### [Work required]
Collect all the lines that mention the word "series".

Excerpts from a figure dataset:
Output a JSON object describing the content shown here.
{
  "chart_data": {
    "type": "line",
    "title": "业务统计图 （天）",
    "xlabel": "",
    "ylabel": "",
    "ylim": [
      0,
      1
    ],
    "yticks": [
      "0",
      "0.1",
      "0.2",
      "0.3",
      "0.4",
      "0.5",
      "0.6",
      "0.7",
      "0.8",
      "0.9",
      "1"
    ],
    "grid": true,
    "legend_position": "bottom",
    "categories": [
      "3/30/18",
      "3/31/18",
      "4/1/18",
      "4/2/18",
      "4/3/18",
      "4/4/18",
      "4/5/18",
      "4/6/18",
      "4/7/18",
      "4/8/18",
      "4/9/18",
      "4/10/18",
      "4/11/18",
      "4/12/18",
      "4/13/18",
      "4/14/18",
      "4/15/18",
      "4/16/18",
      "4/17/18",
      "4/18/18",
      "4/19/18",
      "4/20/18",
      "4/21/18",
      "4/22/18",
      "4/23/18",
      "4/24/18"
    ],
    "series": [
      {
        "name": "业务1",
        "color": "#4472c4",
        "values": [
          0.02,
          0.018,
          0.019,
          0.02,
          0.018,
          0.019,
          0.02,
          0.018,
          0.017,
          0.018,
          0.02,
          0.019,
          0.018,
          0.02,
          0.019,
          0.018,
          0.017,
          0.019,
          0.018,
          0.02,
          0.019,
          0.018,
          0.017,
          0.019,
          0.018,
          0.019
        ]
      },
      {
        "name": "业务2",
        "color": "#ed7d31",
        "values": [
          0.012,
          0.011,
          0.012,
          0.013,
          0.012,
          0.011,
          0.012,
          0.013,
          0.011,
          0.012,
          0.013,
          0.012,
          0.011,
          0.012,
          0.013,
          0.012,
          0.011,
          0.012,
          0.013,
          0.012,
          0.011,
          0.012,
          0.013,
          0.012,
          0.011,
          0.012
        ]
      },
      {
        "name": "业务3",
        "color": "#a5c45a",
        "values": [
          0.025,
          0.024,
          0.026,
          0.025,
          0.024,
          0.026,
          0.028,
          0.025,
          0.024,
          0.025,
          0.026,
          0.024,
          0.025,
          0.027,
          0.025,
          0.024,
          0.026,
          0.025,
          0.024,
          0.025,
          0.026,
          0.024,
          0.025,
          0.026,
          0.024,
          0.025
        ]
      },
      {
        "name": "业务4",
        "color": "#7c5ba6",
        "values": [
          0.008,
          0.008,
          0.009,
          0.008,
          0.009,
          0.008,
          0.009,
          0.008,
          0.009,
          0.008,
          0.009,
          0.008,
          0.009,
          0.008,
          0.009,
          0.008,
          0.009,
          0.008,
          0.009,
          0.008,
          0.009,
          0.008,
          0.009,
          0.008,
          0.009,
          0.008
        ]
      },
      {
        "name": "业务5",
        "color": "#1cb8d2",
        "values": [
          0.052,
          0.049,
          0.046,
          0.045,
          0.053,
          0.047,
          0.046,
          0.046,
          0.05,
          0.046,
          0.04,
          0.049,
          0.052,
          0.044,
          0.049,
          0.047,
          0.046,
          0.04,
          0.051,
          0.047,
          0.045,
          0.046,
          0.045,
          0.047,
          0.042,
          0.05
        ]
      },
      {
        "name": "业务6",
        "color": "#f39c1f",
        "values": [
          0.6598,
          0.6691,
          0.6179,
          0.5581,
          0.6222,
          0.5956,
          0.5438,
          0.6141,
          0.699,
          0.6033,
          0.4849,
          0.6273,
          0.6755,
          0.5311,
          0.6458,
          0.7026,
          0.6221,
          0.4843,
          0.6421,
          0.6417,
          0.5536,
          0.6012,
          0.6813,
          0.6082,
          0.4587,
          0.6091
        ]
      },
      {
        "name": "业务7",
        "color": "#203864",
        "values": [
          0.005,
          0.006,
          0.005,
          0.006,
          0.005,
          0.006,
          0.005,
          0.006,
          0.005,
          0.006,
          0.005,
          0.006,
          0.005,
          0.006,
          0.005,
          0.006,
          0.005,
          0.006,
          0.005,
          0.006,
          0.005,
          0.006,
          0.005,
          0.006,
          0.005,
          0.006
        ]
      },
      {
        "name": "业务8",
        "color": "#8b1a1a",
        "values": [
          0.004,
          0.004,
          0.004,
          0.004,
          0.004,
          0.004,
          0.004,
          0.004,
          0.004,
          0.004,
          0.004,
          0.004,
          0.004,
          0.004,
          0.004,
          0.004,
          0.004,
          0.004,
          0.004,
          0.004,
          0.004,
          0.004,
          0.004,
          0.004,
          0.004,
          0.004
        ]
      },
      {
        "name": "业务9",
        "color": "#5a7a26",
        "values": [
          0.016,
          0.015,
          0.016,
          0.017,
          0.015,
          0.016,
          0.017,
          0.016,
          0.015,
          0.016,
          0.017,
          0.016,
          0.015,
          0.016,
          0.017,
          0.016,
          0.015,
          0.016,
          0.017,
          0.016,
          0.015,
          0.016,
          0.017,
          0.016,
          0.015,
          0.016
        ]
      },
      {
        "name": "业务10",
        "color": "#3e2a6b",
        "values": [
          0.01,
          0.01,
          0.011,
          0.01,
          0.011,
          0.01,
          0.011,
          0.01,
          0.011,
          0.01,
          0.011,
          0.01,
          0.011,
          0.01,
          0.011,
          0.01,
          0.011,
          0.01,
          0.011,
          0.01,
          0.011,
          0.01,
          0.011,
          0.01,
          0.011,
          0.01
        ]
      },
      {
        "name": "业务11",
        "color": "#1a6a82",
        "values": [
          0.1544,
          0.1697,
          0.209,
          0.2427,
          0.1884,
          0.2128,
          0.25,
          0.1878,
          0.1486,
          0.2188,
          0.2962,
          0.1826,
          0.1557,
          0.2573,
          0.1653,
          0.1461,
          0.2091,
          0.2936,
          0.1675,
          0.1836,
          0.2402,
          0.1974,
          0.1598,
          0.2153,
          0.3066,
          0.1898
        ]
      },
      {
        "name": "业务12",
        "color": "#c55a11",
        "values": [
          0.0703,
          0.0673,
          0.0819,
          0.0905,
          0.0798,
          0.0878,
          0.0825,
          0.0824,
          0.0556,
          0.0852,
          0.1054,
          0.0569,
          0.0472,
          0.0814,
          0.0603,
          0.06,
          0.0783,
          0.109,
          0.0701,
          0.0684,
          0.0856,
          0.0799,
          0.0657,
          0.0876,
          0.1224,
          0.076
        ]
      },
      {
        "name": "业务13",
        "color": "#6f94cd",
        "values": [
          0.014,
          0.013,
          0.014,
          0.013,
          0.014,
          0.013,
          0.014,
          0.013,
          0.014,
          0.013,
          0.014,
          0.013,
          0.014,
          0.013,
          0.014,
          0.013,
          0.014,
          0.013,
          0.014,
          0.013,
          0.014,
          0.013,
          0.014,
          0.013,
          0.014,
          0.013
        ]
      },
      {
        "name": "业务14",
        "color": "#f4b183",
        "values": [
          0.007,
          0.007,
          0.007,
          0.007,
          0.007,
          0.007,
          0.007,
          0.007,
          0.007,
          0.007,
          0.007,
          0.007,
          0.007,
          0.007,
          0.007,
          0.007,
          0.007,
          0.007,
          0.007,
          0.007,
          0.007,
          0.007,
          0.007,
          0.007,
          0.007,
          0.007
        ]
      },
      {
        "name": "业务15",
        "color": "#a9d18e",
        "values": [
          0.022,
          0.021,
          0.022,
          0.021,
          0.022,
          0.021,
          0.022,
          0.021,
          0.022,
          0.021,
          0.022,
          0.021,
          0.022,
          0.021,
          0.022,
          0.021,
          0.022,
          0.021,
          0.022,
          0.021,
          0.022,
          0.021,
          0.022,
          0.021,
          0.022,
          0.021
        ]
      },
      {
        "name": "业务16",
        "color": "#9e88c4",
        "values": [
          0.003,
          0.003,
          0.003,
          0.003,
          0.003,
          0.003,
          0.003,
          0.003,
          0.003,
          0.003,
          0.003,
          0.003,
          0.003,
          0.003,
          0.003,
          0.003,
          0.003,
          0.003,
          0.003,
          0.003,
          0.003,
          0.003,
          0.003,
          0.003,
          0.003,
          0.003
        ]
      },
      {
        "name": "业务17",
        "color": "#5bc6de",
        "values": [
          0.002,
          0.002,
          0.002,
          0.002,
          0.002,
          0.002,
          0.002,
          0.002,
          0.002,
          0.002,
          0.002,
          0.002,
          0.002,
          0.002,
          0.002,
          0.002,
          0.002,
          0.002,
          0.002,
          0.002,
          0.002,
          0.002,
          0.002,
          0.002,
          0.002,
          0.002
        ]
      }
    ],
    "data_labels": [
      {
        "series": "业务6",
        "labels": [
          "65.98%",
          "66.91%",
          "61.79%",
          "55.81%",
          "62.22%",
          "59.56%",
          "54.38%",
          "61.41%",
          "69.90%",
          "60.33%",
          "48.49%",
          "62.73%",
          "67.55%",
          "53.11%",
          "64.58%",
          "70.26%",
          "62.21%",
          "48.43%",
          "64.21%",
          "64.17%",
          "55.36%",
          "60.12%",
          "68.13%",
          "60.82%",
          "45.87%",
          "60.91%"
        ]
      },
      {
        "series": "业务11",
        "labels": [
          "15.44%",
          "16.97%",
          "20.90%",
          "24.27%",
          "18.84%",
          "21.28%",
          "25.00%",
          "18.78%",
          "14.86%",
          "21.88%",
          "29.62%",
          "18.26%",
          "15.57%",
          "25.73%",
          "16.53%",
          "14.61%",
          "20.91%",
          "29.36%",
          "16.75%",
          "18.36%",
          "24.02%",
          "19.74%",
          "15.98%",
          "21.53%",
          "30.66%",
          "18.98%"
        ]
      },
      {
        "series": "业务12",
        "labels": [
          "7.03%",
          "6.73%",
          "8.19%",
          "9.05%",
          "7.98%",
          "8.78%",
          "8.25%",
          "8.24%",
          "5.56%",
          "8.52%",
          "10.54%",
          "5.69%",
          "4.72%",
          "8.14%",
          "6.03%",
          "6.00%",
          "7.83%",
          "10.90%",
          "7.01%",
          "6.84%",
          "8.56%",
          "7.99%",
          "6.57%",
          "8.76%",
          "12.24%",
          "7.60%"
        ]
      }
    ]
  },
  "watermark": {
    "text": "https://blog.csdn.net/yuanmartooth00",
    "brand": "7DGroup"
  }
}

### [Finished exercise]
    "series": [
        "series": "业务6",
        "series": "业务11",
        "series": "业务12",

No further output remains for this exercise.